* _Given information_:
◆ ◆ ◆ ◆ ◆
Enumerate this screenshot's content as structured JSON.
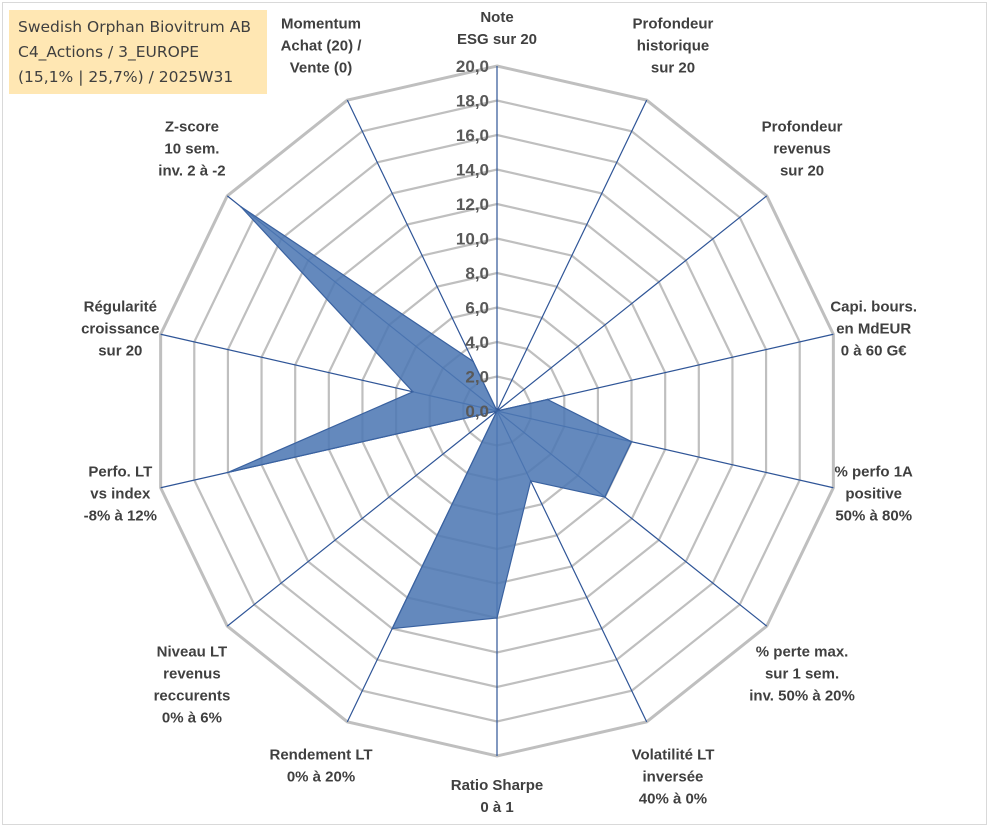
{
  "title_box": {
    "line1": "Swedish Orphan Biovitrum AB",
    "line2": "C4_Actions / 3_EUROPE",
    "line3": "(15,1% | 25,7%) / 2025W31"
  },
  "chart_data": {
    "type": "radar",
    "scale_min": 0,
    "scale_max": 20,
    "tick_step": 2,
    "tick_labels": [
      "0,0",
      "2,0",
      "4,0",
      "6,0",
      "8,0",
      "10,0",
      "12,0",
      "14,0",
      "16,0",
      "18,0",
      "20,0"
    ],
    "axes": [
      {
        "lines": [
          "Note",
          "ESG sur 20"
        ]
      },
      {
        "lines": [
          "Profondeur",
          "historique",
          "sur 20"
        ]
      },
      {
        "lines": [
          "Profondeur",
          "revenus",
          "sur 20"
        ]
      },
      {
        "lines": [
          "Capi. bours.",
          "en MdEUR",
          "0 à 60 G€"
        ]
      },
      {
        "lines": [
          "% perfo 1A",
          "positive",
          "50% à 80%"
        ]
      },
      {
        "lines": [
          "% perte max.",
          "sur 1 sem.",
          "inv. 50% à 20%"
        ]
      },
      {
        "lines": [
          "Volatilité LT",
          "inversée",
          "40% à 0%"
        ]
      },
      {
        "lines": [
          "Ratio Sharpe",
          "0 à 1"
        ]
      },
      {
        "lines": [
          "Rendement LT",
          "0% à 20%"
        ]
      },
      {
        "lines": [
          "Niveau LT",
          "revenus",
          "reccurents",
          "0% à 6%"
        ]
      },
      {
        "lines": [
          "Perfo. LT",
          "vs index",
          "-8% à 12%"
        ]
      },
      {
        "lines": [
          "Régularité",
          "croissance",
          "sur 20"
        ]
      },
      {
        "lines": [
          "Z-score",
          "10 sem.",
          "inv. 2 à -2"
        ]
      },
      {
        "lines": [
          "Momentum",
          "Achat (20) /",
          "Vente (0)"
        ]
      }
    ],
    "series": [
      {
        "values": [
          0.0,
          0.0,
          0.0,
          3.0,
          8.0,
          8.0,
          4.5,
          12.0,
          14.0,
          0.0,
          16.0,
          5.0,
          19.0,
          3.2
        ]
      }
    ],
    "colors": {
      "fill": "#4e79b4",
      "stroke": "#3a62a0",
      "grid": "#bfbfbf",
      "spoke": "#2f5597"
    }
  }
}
◆ ◆ ◆ ◆ ◆
* _Task to complete_: Write the listing out a second time exactly, dropping all images.

* _Reply to the task_:
Enumerate this screenshot's content as structured JSON.
{
  "title_box": {
    "line1": "Swedish Orphan Biovitrum AB",
    "line2": "C4_Actions / 3_EUROPE",
    "line3": "(15,1% | 25,7%) / 2025W31"
  },
  "chart_data": {
    "type": "radar",
    "scale_min": 0,
    "scale_max": 20,
    "tick_step": 2,
    "tick_labels": [
      "0,0",
      "2,0",
      "4,0",
      "6,0",
      "8,0",
      "10,0",
      "12,0",
      "14,0",
      "16,0",
      "18,0",
      "20,0"
    ],
    "axes": [
      {
        "lines": [
          "Note",
          "ESG sur 20"
        ]
      },
      {
        "lines": [
          "Profondeur",
          "historique",
          "sur 20"
        ]
      },
      {
        "lines": [
          "Profondeur",
          "revenus",
          "sur 20"
        ]
      },
      {
        "lines": [
          "Capi. bours.",
          "en MdEUR",
          "0 à 60 G€"
        ]
      },
      {
        "lines": [
          "% perfo 1A",
          "positive",
          "50% à 80%"
        ]
      },
      {
        "lines": [
          "% perte max.",
          "sur 1 sem.",
          "inv. 50% à 20%"
        ]
      },
      {
        "lines": [
          "Volatilité LT",
          "inversée",
          "40% à 0%"
        ]
      },
      {
        "lines": [
          "Ratio Sharpe",
          "0 à 1"
        ]
      },
      {
        "lines": [
          "Rendement LT",
          "0% à 20%"
        ]
      },
      {
        "lines": [
          "Niveau LT",
          "revenus",
          "reccurents",
          "0% à 6%"
        ]
      },
      {
        "lines": [
          "Perfo. LT",
          "vs index",
          "-8% à 12%"
        ]
      },
      {
        "lines": [
          "Régularité",
          "croissance",
          "sur 20"
        ]
      },
      {
        "lines": [
          "Z-score",
          "10 sem.",
          "inv. 2 à -2"
        ]
      },
      {
        "lines": [
          "Momentum",
          "Achat (20) /",
          "Vente (0)"
        ]
      }
    ],
    "series": [
      {
        "values": [
          0.0,
          0.0,
          0.0,
          3.0,
          8.0,
          8.0,
          4.5,
          12.0,
          14.0,
          0.0,
          16.0,
          5.0,
          19.0,
          3.2
        ]
      }
    ],
    "colors": {
      "fill": "#4e79b4",
      "stroke": "#3a62a0",
      "grid": "#bfbfbf",
      "spoke": "#2f5597"
    }
  }
}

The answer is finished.